▶ [What you will do]:
The records that follow are to be repeated exactly, with the pictures removed.

▶ [Supplied information]:
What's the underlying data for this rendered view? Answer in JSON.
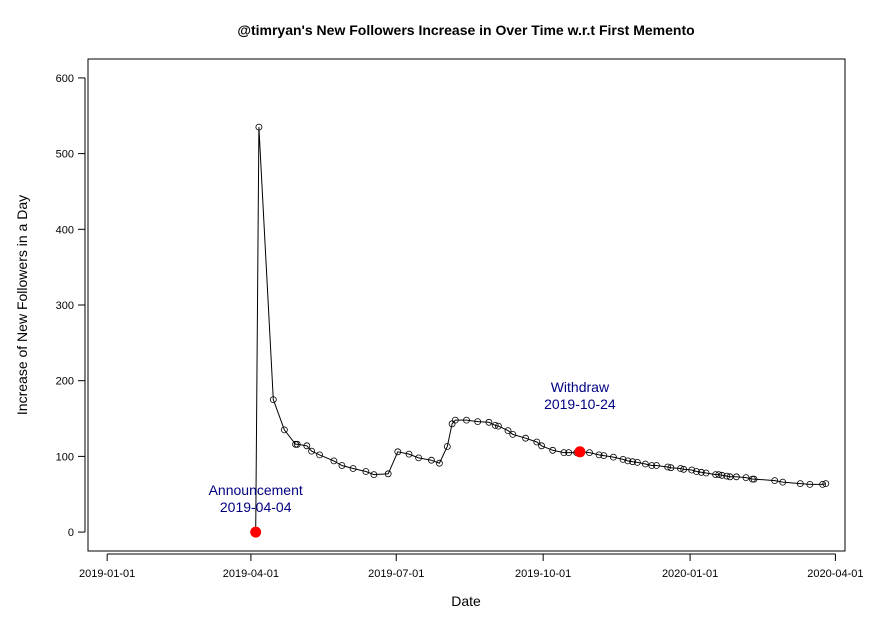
{
  "chart_data": {
    "type": "line",
    "title": "@timryan's New Followers Increase in Over Time w.r.t First Memento",
    "xlabel": "Date",
    "ylabel": "Increase of New Followers in a Day",
    "xlim": [
      "2018-12-20",
      "2020-04-07"
    ],
    "ylim": [
      -25,
      625
    ],
    "x_ticks": [
      "2019-01-01",
      "2019-04-01",
      "2019-07-01",
      "2019-10-01",
      "2020-01-01",
      "2020-04-01"
    ],
    "y_ticks": [
      0,
      100,
      200,
      300,
      400,
      500,
      600
    ],
    "grid": false,
    "series": [
      {
        "x": [
          "2019-04-04",
          "2019-04-06",
          "2019-04-15",
          "2019-04-22",
          "2019-04-29",
          "2019-04-30",
          "2019-05-06",
          "2019-05-09",
          "2019-05-14",
          "2019-05-23",
          "2019-05-28",
          "2019-06-04",
          "2019-06-12",
          "2019-06-17",
          "2019-06-26",
          "2019-07-02",
          "2019-07-09",
          "2019-07-15",
          "2019-07-23",
          "2019-07-28",
          "2019-08-02",
          "2019-08-05",
          "2019-08-07",
          "2019-08-14",
          "2019-08-21",
          "2019-08-28",
          "2019-09-01",
          "2019-09-03",
          "2019-09-09",
          "2019-09-12",
          "2019-09-20",
          "2019-09-27",
          "2019-09-30",
          "2019-10-07",
          "2019-10-14",
          "2019-10-17",
          "2019-10-22",
          "2019-10-24",
          "2019-10-30",
          "2019-11-05",
          "2019-11-08",
          "2019-11-14",
          "2019-11-20",
          "2019-11-23",
          "2019-11-26",
          "2019-11-29",
          "2019-12-04",
          "2019-12-08",
          "2019-12-11",
          "2019-12-18",
          "2019-12-20",
          "2019-12-26",
          "2019-12-28",
          "2020-01-02",
          "2020-01-05",
          "2020-01-08",
          "2020-01-11",
          "2020-01-17",
          "2020-01-19",
          "2020-01-21",
          "2020-01-24",
          "2020-01-26",
          "2020-01-30",
          "2020-02-05",
          "2020-02-09",
          "2020-02-10",
          "2020-02-23",
          "2020-02-28",
          "2020-03-10",
          "2020-03-16",
          "2020-03-24",
          "2020-03-26"
        ],
        "y": [
          0,
          535,
          175,
          135,
          116,
          116,
          114,
          107,
          102,
          94,
          88,
          84,
          80,
          76,
          77,
          106,
          103,
          98,
          95,
          91,
          113,
          143,
          148,
          148,
          146,
          145,
          141,
          140,
          134,
          129,
          124,
          119,
          114,
          108,
          105,
          105,
          105,
          106,
          105,
          102,
          101,
          99,
          96,
          94,
          93,
          92,
          90,
          88,
          88,
          86,
          85,
          84,
          83,
          82,
          80,
          79,
          78,
          76,
          76,
          75,
          74,
          73,
          73,
          72,
          70,
          70,
          68,
          66,
          64,
          63,
          63,
          64
        ]
      }
    ],
    "highlights": [
      {
        "x": "2019-04-04",
        "y": 0,
        "label_line1": "Announcement",
        "label_line2": "2019-04-04"
      },
      {
        "x": "2019-10-24",
        "y": 106,
        "label_line1": "Withdraw",
        "label_line2": "2019-10-24"
      }
    ],
    "colors": {
      "line": "#000000",
      "highlight": "#ff0000",
      "annotation": "#000080"
    }
  }
}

▶ [Reply to the task]:
What's the underlying data for this rendered view? Answer in JSON.
{
  "chart_data": {
    "type": "line",
    "title": "@timryan's New Followers Increase in Over Time w.r.t First Memento",
    "xlabel": "Date",
    "ylabel": "Increase of New Followers in a Day",
    "xlim": [
      "2018-12-20",
      "2020-04-07"
    ],
    "ylim": [
      -25,
      625
    ],
    "x_ticks": [
      "2019-01-01",
      "2019-04-01",
      "2019-07-01",
      "2019-10-01",
      "2020-01-01",
      "2020-04-01"
    ],
    "y_ticks": [
      0,
      100,
      200,
      300,
      400,
      500,
      600
    ],
    "grid": false,
    "series": [
      {
        "x": [
          "2019-04-04",
          "2019-04-06",
          "2019-04-15",
          "2019-04-22",
          "2019-04-29",
          "2019-04-30",
          "2019-05-06",
          "2019-05-09",
          "2019-05-14",
          "2019-05-23",
          "2019-05-28",
          "2019-06-04",
          "2019-06-12",
          "2019-06-17",
          "2019-06-26",
          "2019-07-02",
          "2019-07-09",
          "2019-07-15",
          "2019-07-23",
          "2019-07-28",
          "2019-08-02",
          "2019-08-05",
          "2019-08-07",
          "2019-08-14",
          "2019-08-21",
          "2019-08-28",
          "2019-09-01",
          "2019-09-03",
          "2019-09-09",
          "2019-09-12",
          "2019-09-20",
          "2019-09-27",
          "2019-09-30",
          "2019-10-07",
          "2019-10-14",
          "2019-10-17",
          "2019-10-22",
          "2019-10-24",
          "2019-10-30",
          "2019-11-05",
          "2019-11-08",
          "2019-11-14",
          "2019-11-20",
          "2019-11-23",
          "2019-11-26",
          "2019-11-29",
          "2019-12-04",
          "2019-12-08",
          "2019-12-11",
          "2019-12-18",
          "2019-12-20",
          "2019-12-26",
          "2019-12-28",
          "2020-01-02",
          "2020-01-05",
          "2020-01-08",
          "2020-01-11",
          "2020-01-17",
          "2020-01-19",
          "2020-01-21",
          "2020-01-24",
          "2020-01-26",
          "2020-01-30",
          "2020-02-05",
          "2020-02-09",
          "2020-02-10",
          "2020-02-23",
          "2020-02-28",
          "2020-03-10",
          "2020-03-16",
          "2020-03-24",
          "2020-03-26"
        ],
        "y": [
          0,
          535,
          175,
          135,
          116,
          116,
          114,
          107,
          102,
          94,
          88,
          84,
          80,
          76,
          77,
          106,
          103,
          98,
          95,
          91,
          113,
          143,
          148,
          148,
          146,
          145,
          141,
          140,
          134,
          129,
          124,
          119,
          114,
          108,
          105,
          105,
          105,
          106,
          105,
          102,
          101,
          99,
          96,
          94,
          93,
          92,
          90,
          88,
          88,
          86,
          85,
          84,
          83,
          82,
          80,
          79,
          78,
          76,
          76,
          75,
          74,
          73,
          73,
          72,
          70,
          70,
          68,
          66,
          64,
          63,
          63,
          64
        ]
      }
    ],
    "highlights": [
      {
        "x": "2019-04-04",
        "y": 0,
        "label_line1": "Announcement",
        "label_line2": "2019-04-04"
      },
      {
        "x": "2019-10-24",
        "y": 106,
        "label_line1": "Withdraw",
        "label_line2": "2019-10-24"
      }
    ],
    "colors": {
      "line": "#000000",
      "highlight": "#ff0000",
      "annotation": "#000080"
    }
  }
}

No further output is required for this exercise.